• _GOAL_:
Without including any pictures, copy each entry below exactly.

** START MATERIAL SUPPLIED **

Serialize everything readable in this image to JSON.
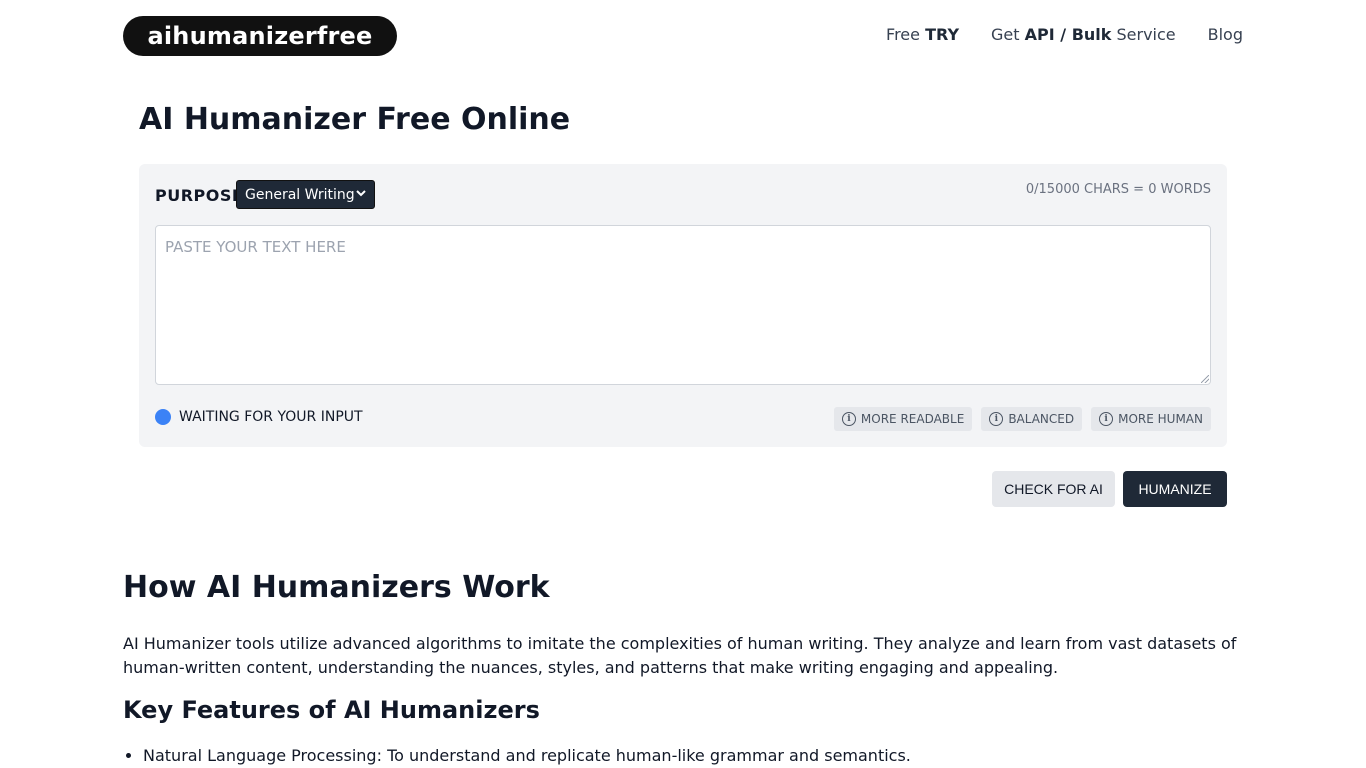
{
  "header": {
    "logo_text": "aihumanizerfree",
    "nav": [
      {
        "prefix": "Free ",
        "bold": "TRY",
        "suffix": ""
      },
      {
        "prefix": "Get ",
        "bold": "API / Bulk",
        "suffix": " Service"
      },
      {
        "prefix": "Blog",
        "bold": "",
        "suffix": ""
      }
    ]
  },
  "tool": {
    "title": "AI Humanizer Free Online",
    "purpose_label": "PURPOSE",
    "purpose_selected": "General Writing",
    "counter": "0/15000 CHARS = 0 WORDS",
    "input_placeholder": "PASTE YOUR TEXT HERE",
    "input_value": "",
    "status_text": "WAITING FOR YOUR INPUT",
    "status_color": "#3b82f6",
    "modes": [
      "MORE READABLE",
      "BALANCED",
      "MORE HUMAN"
    ],
    "check_label": "CHECK FOR AI",
    "humanize_label": "HUMANIZE"
  },
  "article": {
    "heading": "How AI Humanizers Work",
    "paragraph": "AI Humanizer tools utilize advanced algorithms to imitate the complexities of human writing. They analyze and learn from vast datasets of human-written content, understanding the nuances, styles, and patterns that make writing engaging and appealing.",
    "subheading": "Key Features of AI Humanizers",
    "features": [
      "Natural Language Processing: To understand and replicate human-like grammar and semantics."
    ]
  },
  "colors": {
    "primary_dark": "#1f2937",
    "panel_bg": "#f3f4f6",
    "accent_blue": "#3b82f6"
  }
}
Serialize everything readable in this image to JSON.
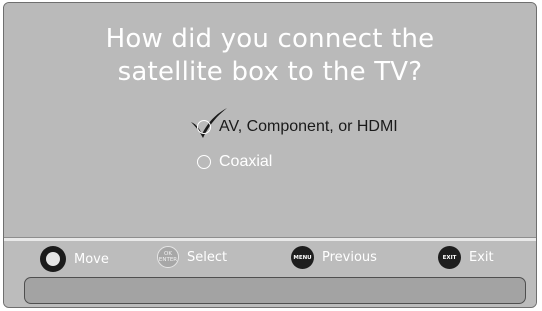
{
  "question": {
    "line1": "How did you connect the",
    "line2": "satellite box to the TV?"
  },
  "options": [
    {
      "label": "AV, Component, or HDMI",
      "selected": true
    },
    {
      "label": "Coaxial",
      "selected": false
    }
  ],
  "footer": {
    "move_label": "Move",
    "select_label": "Select",
    "ok_icon_top": "OK",
    "ok_icon_bottom": "ENTER",
    "previous_label": "Previous",
    "menu_icon_text": "MENU",
    "exit_label": "Exit",
    "exit_icon_text": "EXIT"
  },
  "colors": {
    "background": "#bababa",
    "text_primary": "#ffffff",
    "selected_text": "#1a1a1a"
  }
}
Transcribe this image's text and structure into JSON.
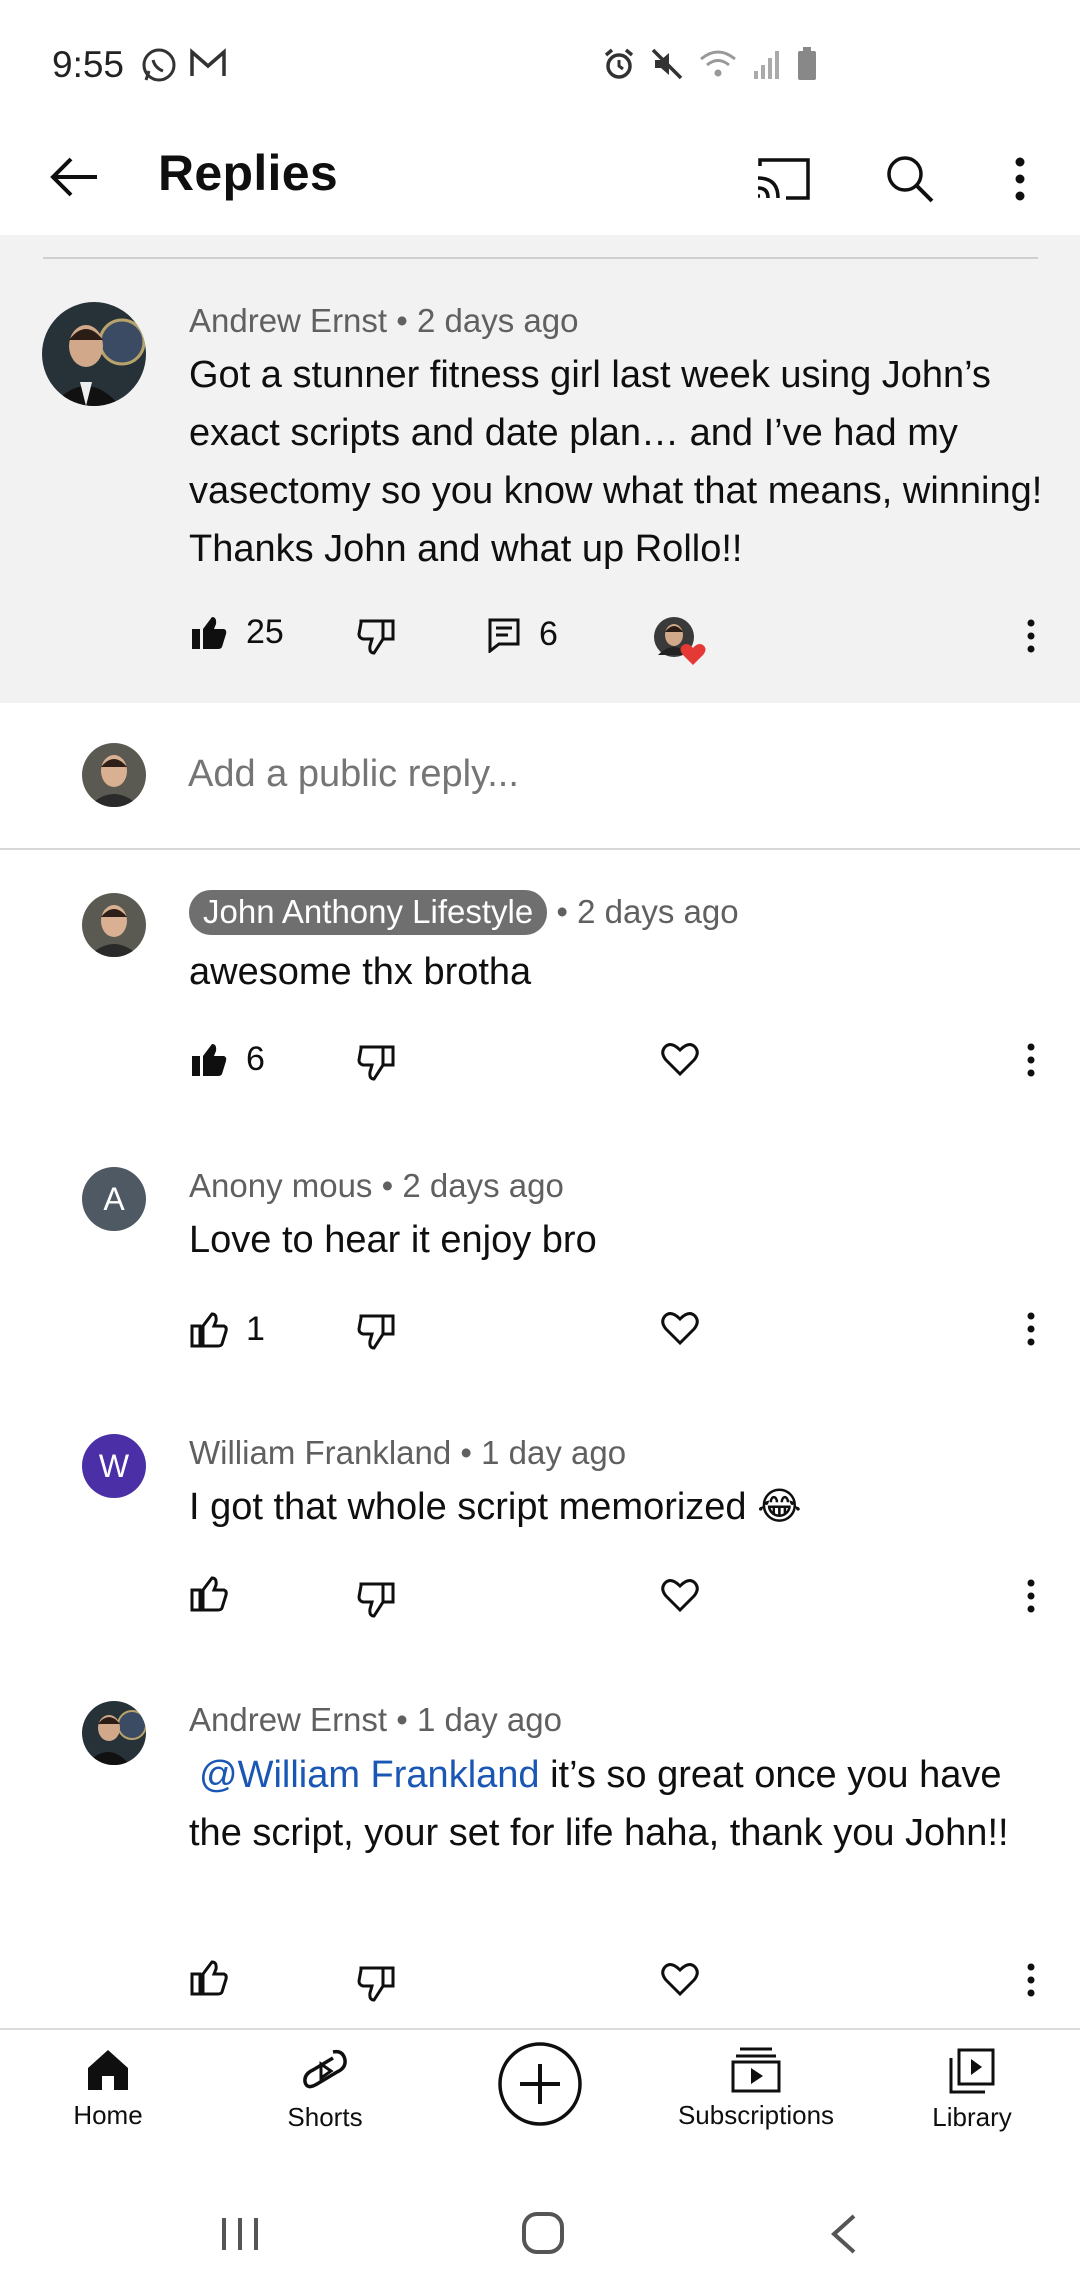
{
  "status_bar": {
    "time": "9:55",
    "left_icons": [
      "whatsapp-icon",
      "gmail-icon"
    ],
    "right_icons": [
      "alarm-icon",
      "mute-icon",
      "wifi-icon",
      "signal-icon",
      "battery-icon"
    ]
  },
  "app_bar": {
    "title": "Replies",
    "icons": [
      "back-arrow-icon",
      "cast-icon",
      "search-icon",
      "more-vert-icon"
    ]
  },
  "parent_comment": {
    "author": "Andrew Ernst",
    "time": "2 days ago",
    "text": "Got a stunner fitness girl last week using John’s exact scripts and date plan… and I’ve had my vasectomy so you know what that means, winning! Thanks John and what up Rollo!!",
    "likes": "25",
    "replies": "6"
  },
  "add_reply": {
    "placeholder": "Add a public reply..."
  },
  "replies": [
    {
      "author": "John Anthony Lifestyle",
      "time": "2 days ago",
      "text": "awesome thx brotha",
      "likes": "6"
    },
    {
      "author": "Anony mous",
      "avatar_letter": "A",
      "time": "2 days ago",
      "text": "Love to hear it enjoy bro",
      "likes": "1"
    },
    {
      "author": "William Frankland",
      "avatar_letter": "W",
      "time": "1 day ago",
      "text": "I got that whole script memorized 😂",
      "likes": ""
    },
    {
      "author": "Andrew Ernst",
      "time": "1 day ago",
      "mention": "@William Frankland",
      "text": " it’s so great once you have the script, your set for life haha, thank you John!!",
      "likes": ""
    }
  ],
  "separator": "•",
  "bottom_nav": {
    "home": "Home",
    "shorts": "Shorts",
    "subscriptions": "Subscriptions",
    "library": "Library"
  },
  "colors": {
    "avatar_a": "#4f5963",
    "avatar_w": "#4b2fa6",
    "heart_badge": "#e53935",
    "mention": "#1a56b4"
  }
}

** END MATERIAL SUPPLIED **

• _EXERCISE RESPONSE_:
Serialize everything readable in this image to JSON.
{
  "header": {
    "logo_text": "aihumanizerfree",
    "nav": [
      {
        "prefix": "Free ",
        "bold": "TRY",
        "suffix": ""
      },
      {
        "prefix": "Get ",
        "bold": "API / Bulk",
        "suffix": " Service"
      },
      {
        "prefix": "Blog",
        "bold": "",
        "suffix": ""
      }
    ]
  },
  "tool": {
    "title": "AI Humanizer Free Online",
    "purpose_label": "PURPOSE",
    "purpose_selected": "General Writing",
    "counter": "0/15000 CHARS = 0 WORDS",
    "input_placeholder": "PASTE YOUR TEXT HERE",
    "input_value": "",
    "status_text": "WAITING FOR YOUR INPUT",
    "status_color": "#3b82f6",
    "modes": [
      "MORE READABLE",
      "BALANCED",
      "MORE HUMAN"
    ],
    "check_label": "CHECK FOR AI",
    "humanize_label": "HUMANIZE"
  },
  "article": {
    "heading": "How AI Humanizers Work",
    "paragraph": "AI Humanizer tools utilize advanced algorithms to imitate the complexities of human writing. They analyze and learn from vast datasets of human-written content, understanding the nuances, styles, and patterns that make writing engaging and appealing.",
    "subheading": "Key Features of AI Humanizers",
    "features": [
      "Natural Language Processing: To understand and replicate human-like grammar and semantics."
    ]
  },
  "colors": {
    "primary_dark": "#1f2937",
    "panel_bg": "#f3f4f6",
    "accent_blue": "#3b82f6"
  }
}
Serialize everything readable in this image to JSON.
{
  "question": {
    "line1": "How did you connect the",
    "line2": "satellite box to the TV?"
  },
  "options": [
    {
      "label": "AV, Component, or HDMI",
      "selected": true
    },
    {
      "label": "Coaxial",
      "selected": false
    }
  ],
  "footer": {
    "move_label": "Move",
    "select_label": "Select",
    "ok_icon_top": "OK",
    "ok_icon_bottom": "ENTER",
    "previous_label": "Previous",
    "menu_icon_text": "MENU",
    "exit_label": "Exit",
    "exit_icon_text": "EXIT"
  },
  "colors": {
    "background": "#bababa",
    "text_primary": "#ffffff",
    "selected_text": "#1a1a1a"
  }
}
Transcribe this image's text and structure into JSON.
{
  "status_bar": {
    "time": "9:55",
    "left_icons": [
      "whatsapp-icon",
      "gmail-icon"
    ],
    "right_icons": [
      "alarm-icon",
      "mute-icon",
      "wifi-icon",
      "signal-icon",
      "battery-icon"
    ]
  },
  "app_bar": {
    "title": "Replies",
    "icons": [
      "back-arrow-icon",
      "cast-icon",
      "search-icon",
      "more-vert-icon"
    ]
  },
  "parent_comment": {
    "author": "Andrew Ernst",
    "time": "2 days ago",
    "text": "Got a stunner fitness girl last week using John’s exact scripts and date plan… and I’ve had my vasectomy so you know what that means, winning! Thanks John and what up Rollo!!",
    "likes": "25",
    "replies": "6"
  },
  "add_reply": {
    "placeholder": "Add a public reply..."
  },
  "replies": [
    {
      "author": "John Anthony Lifestyle",
      "time": "2 days ago",
      "text": "awesome thx brotha",
      "likes": "6"
    },
    {
      "author": "Anony mous",
      "avatar_letter": "A",
      "time": "2 days ago",
      "text": "Love to hear it enjoy bro",
      "likes": "1"
    },
    {
      "author": "William Frankland",
      "avatar_letter": "W",
      "time": "1 day ago",
      "text": "I got that whole script memorized 😂",
      "likes": ""
    },
    {
      "author": "Andrew Ernst",
      "time": "1 day ago",
      "mention": "@William Frankland",
      "text": " it’s so great once you have the script, your set for life haha, thank you John!!",
      "likes": ""
    }
  ],
  "separator": "•",
  "bottom_nav": {
    "home": "Home",
    "shorts": "Shorts",
    "subscriptions": "Subscriptions",
    "library": "Library"
  },
  "colors": {
    "avatar_a": "#4f5963",
    "avatar_w": "#4b2fa6",
    "heart_badge": "#e53935",
    "mention": "#1a56b4"
  }
}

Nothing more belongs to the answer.